### [Required work]
Across the entries below, how many lines contain the word "حاضر"? Give the number alone.

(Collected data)
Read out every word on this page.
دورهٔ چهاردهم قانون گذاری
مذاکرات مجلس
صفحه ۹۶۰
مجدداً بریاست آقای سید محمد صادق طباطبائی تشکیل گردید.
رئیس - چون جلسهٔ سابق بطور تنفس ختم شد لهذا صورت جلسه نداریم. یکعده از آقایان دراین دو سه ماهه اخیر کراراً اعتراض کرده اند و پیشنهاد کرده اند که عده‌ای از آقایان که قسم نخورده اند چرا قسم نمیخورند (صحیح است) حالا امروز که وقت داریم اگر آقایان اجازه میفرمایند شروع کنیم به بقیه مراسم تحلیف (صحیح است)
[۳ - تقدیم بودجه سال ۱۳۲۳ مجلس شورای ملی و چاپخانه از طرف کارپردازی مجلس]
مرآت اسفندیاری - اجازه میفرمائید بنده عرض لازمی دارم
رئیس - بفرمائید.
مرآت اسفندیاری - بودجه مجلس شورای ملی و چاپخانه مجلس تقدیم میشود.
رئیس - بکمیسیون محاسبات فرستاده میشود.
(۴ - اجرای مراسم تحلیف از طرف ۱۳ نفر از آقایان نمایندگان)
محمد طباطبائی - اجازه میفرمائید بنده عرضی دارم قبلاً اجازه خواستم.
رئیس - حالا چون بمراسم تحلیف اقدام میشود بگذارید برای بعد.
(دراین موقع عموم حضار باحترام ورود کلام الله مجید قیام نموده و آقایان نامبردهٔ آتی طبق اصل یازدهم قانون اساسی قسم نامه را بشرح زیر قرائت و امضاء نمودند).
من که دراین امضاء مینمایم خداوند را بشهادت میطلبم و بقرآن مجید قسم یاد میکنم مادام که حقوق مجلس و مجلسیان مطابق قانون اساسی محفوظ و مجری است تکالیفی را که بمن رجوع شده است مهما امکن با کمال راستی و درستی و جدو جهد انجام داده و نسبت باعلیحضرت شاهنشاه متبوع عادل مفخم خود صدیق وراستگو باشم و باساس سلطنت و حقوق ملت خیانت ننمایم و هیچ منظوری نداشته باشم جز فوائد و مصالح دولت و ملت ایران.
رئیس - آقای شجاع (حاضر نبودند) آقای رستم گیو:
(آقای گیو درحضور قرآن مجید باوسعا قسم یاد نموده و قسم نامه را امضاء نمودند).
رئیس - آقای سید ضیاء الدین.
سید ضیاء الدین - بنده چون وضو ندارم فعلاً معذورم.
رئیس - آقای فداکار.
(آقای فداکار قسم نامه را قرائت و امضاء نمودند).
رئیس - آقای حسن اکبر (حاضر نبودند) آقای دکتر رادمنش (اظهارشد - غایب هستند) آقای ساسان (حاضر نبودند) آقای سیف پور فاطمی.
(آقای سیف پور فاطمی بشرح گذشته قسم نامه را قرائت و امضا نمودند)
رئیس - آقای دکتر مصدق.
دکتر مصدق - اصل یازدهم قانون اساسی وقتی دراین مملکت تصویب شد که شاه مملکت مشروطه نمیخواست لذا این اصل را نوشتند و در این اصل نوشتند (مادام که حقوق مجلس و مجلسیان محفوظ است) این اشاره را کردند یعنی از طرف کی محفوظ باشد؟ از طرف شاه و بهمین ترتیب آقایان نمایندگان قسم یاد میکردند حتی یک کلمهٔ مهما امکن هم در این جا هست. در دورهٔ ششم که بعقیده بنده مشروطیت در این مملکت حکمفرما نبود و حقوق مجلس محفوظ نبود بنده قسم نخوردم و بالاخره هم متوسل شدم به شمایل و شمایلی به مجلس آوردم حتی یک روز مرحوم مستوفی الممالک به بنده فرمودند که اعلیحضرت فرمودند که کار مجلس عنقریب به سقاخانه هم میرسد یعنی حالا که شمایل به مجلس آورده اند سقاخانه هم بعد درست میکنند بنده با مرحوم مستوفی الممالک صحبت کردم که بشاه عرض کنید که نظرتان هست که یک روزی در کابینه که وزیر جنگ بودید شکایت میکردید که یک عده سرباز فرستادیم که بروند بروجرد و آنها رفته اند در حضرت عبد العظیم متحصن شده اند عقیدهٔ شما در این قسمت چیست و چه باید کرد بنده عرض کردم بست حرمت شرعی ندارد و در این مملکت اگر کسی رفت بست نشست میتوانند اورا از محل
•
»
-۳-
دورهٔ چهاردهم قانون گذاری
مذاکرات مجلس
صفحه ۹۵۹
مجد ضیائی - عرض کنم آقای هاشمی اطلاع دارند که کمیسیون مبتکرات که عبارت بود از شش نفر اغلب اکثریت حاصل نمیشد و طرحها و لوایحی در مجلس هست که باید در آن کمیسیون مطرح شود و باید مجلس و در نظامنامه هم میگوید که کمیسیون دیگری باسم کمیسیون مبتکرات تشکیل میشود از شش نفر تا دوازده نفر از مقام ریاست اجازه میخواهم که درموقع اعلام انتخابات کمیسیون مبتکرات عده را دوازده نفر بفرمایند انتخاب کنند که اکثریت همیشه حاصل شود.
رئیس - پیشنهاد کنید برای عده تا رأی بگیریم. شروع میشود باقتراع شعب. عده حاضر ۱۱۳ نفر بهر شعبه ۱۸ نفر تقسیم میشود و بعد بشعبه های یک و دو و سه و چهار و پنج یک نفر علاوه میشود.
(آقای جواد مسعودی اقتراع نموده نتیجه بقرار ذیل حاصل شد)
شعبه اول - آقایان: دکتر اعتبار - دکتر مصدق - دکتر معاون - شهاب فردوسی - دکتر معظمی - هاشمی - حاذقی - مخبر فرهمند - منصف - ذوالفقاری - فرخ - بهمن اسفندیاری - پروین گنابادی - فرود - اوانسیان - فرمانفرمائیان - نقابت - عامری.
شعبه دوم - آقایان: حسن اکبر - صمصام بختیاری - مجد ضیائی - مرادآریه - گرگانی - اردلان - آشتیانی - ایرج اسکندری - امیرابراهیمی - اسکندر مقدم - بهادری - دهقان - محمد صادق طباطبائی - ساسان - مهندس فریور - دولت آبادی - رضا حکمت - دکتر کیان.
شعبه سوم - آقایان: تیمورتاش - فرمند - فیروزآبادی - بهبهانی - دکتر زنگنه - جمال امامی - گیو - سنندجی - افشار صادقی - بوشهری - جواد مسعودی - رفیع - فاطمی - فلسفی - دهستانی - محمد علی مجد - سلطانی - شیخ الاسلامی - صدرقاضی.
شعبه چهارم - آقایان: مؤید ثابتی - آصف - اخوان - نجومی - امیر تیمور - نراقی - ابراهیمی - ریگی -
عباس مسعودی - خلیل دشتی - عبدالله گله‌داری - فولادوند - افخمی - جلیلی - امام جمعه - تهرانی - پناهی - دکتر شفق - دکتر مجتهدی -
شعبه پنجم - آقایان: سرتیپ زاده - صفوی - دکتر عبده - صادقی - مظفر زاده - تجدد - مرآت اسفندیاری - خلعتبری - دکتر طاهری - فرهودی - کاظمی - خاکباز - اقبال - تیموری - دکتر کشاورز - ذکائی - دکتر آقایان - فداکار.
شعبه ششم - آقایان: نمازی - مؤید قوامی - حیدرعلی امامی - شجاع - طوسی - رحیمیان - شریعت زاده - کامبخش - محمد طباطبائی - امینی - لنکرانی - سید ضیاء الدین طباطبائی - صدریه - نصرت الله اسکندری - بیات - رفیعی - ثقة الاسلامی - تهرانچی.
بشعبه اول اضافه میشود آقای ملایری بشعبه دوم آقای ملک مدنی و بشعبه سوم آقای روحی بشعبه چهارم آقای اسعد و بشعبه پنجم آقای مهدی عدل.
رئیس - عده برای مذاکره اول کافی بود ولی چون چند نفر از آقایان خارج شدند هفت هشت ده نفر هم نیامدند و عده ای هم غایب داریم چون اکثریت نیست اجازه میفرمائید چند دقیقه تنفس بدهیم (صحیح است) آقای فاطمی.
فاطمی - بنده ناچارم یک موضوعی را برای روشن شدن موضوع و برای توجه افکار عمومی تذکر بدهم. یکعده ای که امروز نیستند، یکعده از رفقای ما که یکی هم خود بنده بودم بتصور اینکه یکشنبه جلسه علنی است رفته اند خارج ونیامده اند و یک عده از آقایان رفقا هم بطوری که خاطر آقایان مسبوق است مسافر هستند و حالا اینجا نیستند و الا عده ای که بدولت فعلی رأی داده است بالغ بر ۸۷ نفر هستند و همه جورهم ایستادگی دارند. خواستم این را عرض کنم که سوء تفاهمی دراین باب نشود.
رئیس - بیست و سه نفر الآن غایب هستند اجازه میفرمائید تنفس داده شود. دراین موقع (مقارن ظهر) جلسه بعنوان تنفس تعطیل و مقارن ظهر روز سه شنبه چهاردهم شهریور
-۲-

### [Task result]
3